Data items
'''
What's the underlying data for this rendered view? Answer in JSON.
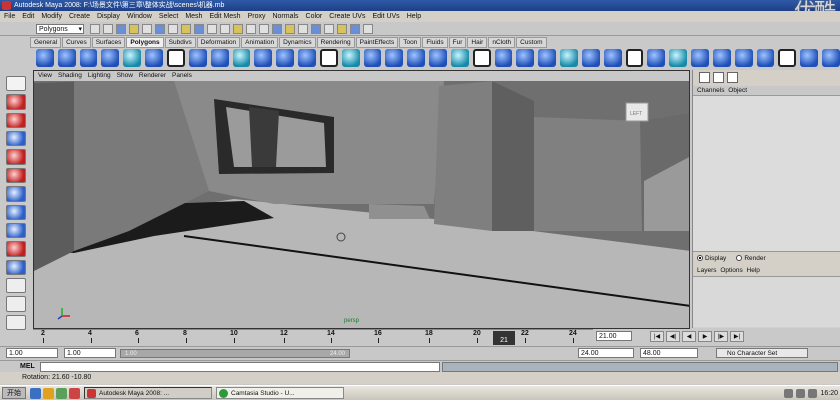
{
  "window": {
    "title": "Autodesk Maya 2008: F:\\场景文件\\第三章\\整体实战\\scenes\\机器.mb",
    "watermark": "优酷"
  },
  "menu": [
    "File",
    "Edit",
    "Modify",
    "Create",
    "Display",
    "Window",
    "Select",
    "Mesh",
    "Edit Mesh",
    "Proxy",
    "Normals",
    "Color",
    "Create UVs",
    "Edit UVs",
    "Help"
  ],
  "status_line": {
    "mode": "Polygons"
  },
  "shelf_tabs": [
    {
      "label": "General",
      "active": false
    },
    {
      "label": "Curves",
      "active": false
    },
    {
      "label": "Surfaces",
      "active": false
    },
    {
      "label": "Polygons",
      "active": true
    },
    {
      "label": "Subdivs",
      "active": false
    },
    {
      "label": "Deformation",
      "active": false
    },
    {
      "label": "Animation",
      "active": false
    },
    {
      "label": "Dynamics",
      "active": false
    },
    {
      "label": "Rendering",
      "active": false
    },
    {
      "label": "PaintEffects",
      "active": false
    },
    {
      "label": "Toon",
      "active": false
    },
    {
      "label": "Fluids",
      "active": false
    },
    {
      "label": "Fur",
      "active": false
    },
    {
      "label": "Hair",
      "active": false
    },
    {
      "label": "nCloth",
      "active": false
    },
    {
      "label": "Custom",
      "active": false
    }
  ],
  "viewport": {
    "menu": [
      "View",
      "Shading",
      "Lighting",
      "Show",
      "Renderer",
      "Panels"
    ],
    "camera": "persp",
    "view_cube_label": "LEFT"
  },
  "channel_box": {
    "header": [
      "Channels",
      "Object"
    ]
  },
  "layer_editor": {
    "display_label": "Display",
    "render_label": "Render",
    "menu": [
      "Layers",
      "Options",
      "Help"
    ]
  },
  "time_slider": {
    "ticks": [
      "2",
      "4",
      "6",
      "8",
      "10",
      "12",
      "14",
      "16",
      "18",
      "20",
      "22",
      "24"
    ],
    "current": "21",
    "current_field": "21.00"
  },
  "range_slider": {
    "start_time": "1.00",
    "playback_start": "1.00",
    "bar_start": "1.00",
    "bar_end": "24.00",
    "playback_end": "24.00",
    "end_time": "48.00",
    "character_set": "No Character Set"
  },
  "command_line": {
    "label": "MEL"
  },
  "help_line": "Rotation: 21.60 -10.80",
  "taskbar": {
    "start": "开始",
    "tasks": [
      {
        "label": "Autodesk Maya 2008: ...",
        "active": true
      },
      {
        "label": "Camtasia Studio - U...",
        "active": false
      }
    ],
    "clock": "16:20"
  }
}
'''
* _AIM OF THE TASK_: Pictures are not part of the copy; reproduce everything else in the records exactly.

* _FINISHED ANSWER_:
What's the underlying data for this rendered view? Answer in JSON.
{
  "window": {
    "title": "Autodesk Maya 2008: F:\\场景文件\\第三章\\整体实战\\scenes\\机器.mb",
    "watermark": "优酷"
  },
  "menu": [
    "File",
    "Edit",
    "Modify",
    "Create",
    "Display",
    "Window",
    "Select",
    "Mesh",
    "Edit Mesh",
    "Proxy",
    "Normals",
    "Color",
    "Create UVs",
    "Edit UVs",
    "Help"
  ],
  "status_line": {
    "mode": "Polygons"
  },
  "shelf_tabs": [
    {
      "label": "General",
      "active": false
    },
    {
      "label": "Curves",
      "active": false
    },
    {
      "label": "Surfaces",
      "active": false
    },
    {
      "label": "Polygons",
      "active": true
    },
    {
      "label": "Subdivs",
      "active": false
    },
    {
      "label": "Deformation",
      "active": false
    },
    {
      "label": "Animation",
      "active": false
    },
    {
      "label": "Dynamics",
      "active": false
    },
    {
      "label": "Rendering",
      "active": false
    },
    {
      "label": "PaintEffects",
      "active": false
    },
    {
      "label": "Toon",
      "active": false
    },
    {
      "label": "Fluids",
      "active": false
    },
    {
      "label": "Fur",
      "active": false
    },
    {
      "label": "Hair",
      "active": false
    },
    {
      "label": "nCloth",
      "active": false
    },
    {
      "label": "Custom",
      "active": false
    }
  ],
  "viewport": {
    "menu": [
      "View",
      "Shading",
      "Lighting",
      "Show",
      "Renderer",
      "Panels"
    ],
    "camera": "persp",
    "view_cube_label": "LEFT"
  },
  "channel_box": {
    "header": [
      "Channels",
      "Object"
    ]
  },
  "layer_editor": {
    "display_label": "Display",
    "render_label": "Render",
    "menu": [
      "Layers",
      "Options",
      "Help"
    ]
  },
  "time_slider": {
    "ticks": [
      "2",
      "4",
      "6",
      "8",
      "10",
      "12",
      "14",
      "16",
      "18",
      "20",
      "22",
      "24"
    ],
    "current": "21",
    "current_field": "21.00"
  },
  "range_slider": {
    "start_time": "1.00",
    "playback_start": "1.00",
    "bar_start": "1.00",
    "bar_end": "24.00",
    "playback_end": "24.00",
    "end_time": "48.00",
    "character_set": "No Character Set"
  },
  "command_line": {
    "label": "MEL"
  },
  "help_line": "Rotation: 21.60 -10.80",
  "taskbar": {
    "start": "开始",
    "tasks": [
      {
        "label": "Autodesk Maya 2008: ...",
        "active": true
      },
      {
        "label": "Camtasia Studio - U...",
        "active": false
      }
    ],
    "clock": "16:20"
  }
}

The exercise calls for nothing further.